§ **Task details**
Scan the listing that follows and report how many lines contain "staff". Write the number alone.

§ **Information provided**
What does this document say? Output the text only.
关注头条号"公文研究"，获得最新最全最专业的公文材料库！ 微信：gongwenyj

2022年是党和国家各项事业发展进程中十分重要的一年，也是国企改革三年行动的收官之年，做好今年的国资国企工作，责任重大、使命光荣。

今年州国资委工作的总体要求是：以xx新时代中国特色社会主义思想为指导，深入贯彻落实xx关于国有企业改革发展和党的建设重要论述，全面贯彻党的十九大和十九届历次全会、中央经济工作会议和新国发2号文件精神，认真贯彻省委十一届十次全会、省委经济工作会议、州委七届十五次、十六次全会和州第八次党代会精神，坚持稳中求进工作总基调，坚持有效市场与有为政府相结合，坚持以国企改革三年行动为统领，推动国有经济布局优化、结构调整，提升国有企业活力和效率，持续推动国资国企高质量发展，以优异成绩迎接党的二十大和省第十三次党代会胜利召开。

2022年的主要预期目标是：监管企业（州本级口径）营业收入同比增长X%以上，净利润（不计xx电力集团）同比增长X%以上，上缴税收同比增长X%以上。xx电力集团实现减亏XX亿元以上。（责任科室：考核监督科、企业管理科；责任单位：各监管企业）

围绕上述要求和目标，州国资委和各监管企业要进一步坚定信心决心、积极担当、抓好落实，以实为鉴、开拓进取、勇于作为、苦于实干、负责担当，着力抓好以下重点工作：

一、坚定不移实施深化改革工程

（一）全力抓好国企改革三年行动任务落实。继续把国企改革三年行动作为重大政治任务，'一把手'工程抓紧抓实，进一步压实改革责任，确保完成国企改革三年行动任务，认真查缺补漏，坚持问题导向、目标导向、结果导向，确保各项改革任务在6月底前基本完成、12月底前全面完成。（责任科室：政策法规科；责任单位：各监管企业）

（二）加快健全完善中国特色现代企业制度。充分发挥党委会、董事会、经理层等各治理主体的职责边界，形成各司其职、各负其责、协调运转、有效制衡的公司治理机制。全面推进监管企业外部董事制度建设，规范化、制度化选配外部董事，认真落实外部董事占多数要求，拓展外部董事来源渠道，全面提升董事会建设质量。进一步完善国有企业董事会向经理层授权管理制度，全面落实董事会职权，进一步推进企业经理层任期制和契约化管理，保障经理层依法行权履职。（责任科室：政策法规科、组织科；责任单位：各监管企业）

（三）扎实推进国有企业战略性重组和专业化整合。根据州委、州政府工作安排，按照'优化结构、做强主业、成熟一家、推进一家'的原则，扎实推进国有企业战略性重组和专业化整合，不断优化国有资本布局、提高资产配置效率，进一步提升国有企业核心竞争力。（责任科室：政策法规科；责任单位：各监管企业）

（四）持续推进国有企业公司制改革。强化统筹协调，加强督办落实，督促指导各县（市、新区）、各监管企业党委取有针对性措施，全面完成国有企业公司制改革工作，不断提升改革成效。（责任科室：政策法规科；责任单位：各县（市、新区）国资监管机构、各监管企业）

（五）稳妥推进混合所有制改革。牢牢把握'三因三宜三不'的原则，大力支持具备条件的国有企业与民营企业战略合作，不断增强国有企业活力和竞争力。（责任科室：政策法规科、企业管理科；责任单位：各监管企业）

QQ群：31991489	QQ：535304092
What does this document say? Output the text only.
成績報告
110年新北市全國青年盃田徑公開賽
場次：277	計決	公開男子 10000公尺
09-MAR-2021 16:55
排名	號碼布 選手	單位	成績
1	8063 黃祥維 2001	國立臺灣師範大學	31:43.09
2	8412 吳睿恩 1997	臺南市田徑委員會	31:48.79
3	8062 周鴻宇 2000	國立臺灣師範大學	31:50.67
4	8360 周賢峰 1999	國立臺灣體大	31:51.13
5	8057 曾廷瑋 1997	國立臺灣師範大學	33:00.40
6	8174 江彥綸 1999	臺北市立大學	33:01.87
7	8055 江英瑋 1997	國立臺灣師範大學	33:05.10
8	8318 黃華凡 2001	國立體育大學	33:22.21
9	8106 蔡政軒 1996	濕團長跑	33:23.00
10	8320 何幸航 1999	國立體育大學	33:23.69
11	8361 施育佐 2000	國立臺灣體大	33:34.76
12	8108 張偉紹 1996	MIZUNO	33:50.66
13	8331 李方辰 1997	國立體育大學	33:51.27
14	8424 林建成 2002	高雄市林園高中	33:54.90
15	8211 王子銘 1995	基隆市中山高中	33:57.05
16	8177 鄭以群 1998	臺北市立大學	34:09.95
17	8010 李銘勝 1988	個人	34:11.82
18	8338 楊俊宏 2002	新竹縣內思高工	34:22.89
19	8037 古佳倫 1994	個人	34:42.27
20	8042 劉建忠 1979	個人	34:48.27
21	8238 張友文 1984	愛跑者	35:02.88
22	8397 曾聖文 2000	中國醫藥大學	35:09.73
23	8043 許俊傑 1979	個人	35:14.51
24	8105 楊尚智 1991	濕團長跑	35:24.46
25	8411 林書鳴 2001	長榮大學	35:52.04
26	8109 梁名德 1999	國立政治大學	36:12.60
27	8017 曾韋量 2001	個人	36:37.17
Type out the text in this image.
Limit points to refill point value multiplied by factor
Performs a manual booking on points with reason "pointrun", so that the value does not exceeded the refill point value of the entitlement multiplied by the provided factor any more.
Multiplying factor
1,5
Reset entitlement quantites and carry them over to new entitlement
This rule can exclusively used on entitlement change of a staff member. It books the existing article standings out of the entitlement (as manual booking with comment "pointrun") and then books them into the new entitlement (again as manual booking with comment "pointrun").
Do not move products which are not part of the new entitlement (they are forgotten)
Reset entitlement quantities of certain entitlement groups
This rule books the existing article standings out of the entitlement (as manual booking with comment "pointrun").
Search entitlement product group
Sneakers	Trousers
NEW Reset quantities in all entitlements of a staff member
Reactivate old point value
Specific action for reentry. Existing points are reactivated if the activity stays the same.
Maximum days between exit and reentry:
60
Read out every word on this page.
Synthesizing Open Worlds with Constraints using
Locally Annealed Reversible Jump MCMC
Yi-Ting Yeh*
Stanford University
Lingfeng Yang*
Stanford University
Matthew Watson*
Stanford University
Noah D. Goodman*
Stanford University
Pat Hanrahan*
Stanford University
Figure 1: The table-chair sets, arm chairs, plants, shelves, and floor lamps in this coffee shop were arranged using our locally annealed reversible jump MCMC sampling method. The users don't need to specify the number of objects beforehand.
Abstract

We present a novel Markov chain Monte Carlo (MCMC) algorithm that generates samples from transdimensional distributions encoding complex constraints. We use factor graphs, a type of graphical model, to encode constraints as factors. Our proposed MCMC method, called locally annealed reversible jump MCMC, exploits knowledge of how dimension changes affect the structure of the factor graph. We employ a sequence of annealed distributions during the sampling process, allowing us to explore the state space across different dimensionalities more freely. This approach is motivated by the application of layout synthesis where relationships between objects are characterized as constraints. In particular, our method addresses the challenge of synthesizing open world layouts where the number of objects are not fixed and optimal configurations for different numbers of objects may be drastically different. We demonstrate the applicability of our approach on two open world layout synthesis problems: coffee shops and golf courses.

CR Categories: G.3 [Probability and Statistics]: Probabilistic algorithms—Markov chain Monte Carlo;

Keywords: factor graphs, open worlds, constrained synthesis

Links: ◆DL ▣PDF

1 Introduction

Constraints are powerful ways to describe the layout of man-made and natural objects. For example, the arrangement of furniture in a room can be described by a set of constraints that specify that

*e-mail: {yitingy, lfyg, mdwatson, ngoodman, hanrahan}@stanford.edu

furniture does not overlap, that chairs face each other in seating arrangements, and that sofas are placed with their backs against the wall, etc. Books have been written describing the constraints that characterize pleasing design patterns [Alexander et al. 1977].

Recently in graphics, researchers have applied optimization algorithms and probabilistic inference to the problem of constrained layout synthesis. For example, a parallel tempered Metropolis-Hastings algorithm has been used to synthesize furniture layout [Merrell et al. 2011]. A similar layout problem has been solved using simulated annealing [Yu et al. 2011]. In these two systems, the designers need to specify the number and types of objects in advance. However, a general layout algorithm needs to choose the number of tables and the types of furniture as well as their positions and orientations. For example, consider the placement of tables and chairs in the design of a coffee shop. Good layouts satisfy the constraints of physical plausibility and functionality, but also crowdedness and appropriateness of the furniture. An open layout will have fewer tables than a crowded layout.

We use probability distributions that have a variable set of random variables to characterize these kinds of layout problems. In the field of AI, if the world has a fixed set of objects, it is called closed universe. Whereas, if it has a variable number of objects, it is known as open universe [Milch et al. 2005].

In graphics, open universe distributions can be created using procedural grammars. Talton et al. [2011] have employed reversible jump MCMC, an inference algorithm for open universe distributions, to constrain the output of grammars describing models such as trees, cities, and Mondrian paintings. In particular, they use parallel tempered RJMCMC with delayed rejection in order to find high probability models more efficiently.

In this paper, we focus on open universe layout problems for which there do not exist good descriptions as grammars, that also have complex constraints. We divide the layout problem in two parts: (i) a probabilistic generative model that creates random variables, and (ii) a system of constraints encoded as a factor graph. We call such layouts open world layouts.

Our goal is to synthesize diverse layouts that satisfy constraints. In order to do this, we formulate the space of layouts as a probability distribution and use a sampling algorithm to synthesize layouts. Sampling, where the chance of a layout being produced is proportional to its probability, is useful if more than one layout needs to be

§ **Finished answer**
2